# INPUT RECORDS
┌────────
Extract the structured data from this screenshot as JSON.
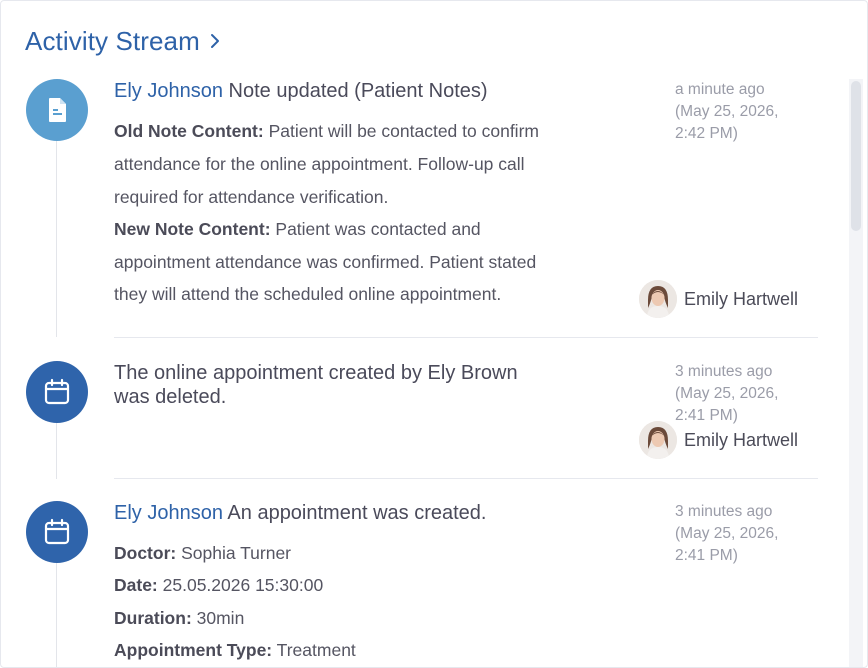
{
  "header": {
    "title": "Activity Stream"
  },
  "entries": [
    {
      "actor": "Ely Johnson",
      "title": "Note updated (Patient Notes)",
      "time_relative": "a minute ago",
      "time_line1": "(May 25, 2026,",
      "time_line2": "2:42 PM)",
      "lines": [
        {
          "key": "Old Note Content:",
          "value": " Patient will be contacted to confirm"
        },
        {
          "key": "",
          "value": "attendance for the online appointment. Follow-up call"
        },
        {
          "key": "",
          "value": "required for attendance verification."
        },
        {
          "key": "New Note Content:",
          "value": " Patient was contacted and"
        },
        {
          "key": "",
          "value": "appointment attendance was confirmed. Patient stated"
        },
        {
          "key": "",
          "value": "they will attend the scheduled online appointment."
        }
      ],
      "user": "Emily Hartwell"
    },
    {
      "title_line1": "The online appointment created by Ely Brown",
      "title_line2": "was deleted.",
      "time_relative": "3 minutes ago",
      "time_line1": "(May 25, 2026,",
      "time_line2": "2:41 PM)",
      "user": "Emily Hartwell"
    },
    {
      "actor": "Ely Johnson",
      "title": "An appointment was created.",
      "time_relative": "3 minutes ago",
      "time_line1": "(May 25, 2026,",
      "time_line2": "2:41 PM)",
      "lines": [
        {
          "key": "Doctor:",
          "value": " Sophia Turner"
        },
        {
          "key": "Date:",
          "value": " 25.05.2026 15:30:00"
        },
        {
          "key": "Duration:",
          "value": " 30min"
        },
        {
          "key": "Appointment Type:",
          "value": " Treatment"
        }
      ]
    }
  ],
  "colors": {
    "accent": "#2e62a8",
    "note_icon": "#5a9fd0",
    "calendar_icon": "#2f64ab"
  },
  "icons": {
    "note": "document-icon",
    "calendar": "calendar-icon",
    "chevron": "chevron-right-icon"
  }
}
└────────
# WRITTEN TASK
All of the material above should be reproduced exactly, except the pictures.

# CORRECT RESPONSE
Extract the structured data from this screenshot as JSON.
{
  "header": {
    "title": "Activity Stream"
  },
  "entries": [
    {
      "actor": "Ely Johnson",
      "title": "Note updated (Patient Notes)",
      "time_relative": "a minute ago",
      "time_line1": "(May 25, 2026,",
      "time_line2": "2:42 PM)",
      "lines": [
        {
          "key": "Old Note Content:",
          "value": " Patient will be contacted to confirm"
        },
        {
          "key": "",
          "value": "attendance for the online appointment. Follow-up call"
        },
        {
          "key": "",
          "value": "required for attendance verification."
        },
        {
          "key": "New Note Content:",
          "value": " Patient was contacted and"
        },
        {
          "key": "",
          "value": "appointment attendance was confirmed. Patient stated"
        },
        {
          "key": "",
          "value": "they will attend the scheduled online appointment."
        }
      ],
      "user": "Emily Hartwell"
    },
    {
      "title_line1": "The online appointment created by Ely Brown",
      "title_line2": "was deleted.",
      "time_relative": "3 minutes ago",
      "time_line1": "(May 25, 2026,",
      "time_line2": "2:41 PM)",
      "user": "Emily Hartwell"
    },
    {
      "actor": "Ely Johnson",
      "title": "An appointment was created.",
      "time_relative": "3 minutes ago",
      "time_line1": "(May 25, 2026,",
      "time_line2": "2:41 PM)",
      "lines": [
        {
          "key": "Doctor:",
          "value": " Sophia Turner"
        },
        {
          "key": "Date:",
          "value": " 25.05.2026 15:30:00"
        },
        {
          "key": "Duration:",
          "value": " 30min"
        },
        {
          "key": "Appointment Type:",
          "value": " Treatment"
        }
      ]
    }
  ],
  "colors": {
    "accent": "#2e62a8",
    "note_icon": "#5a9fd0",
    "calendar_icon": "#2f64ab"
  },
  "icons": {
    "note": "document-icon",
    "calendar": "calendar-icon",
    "chevron": "chevron-right-icon"
  }
}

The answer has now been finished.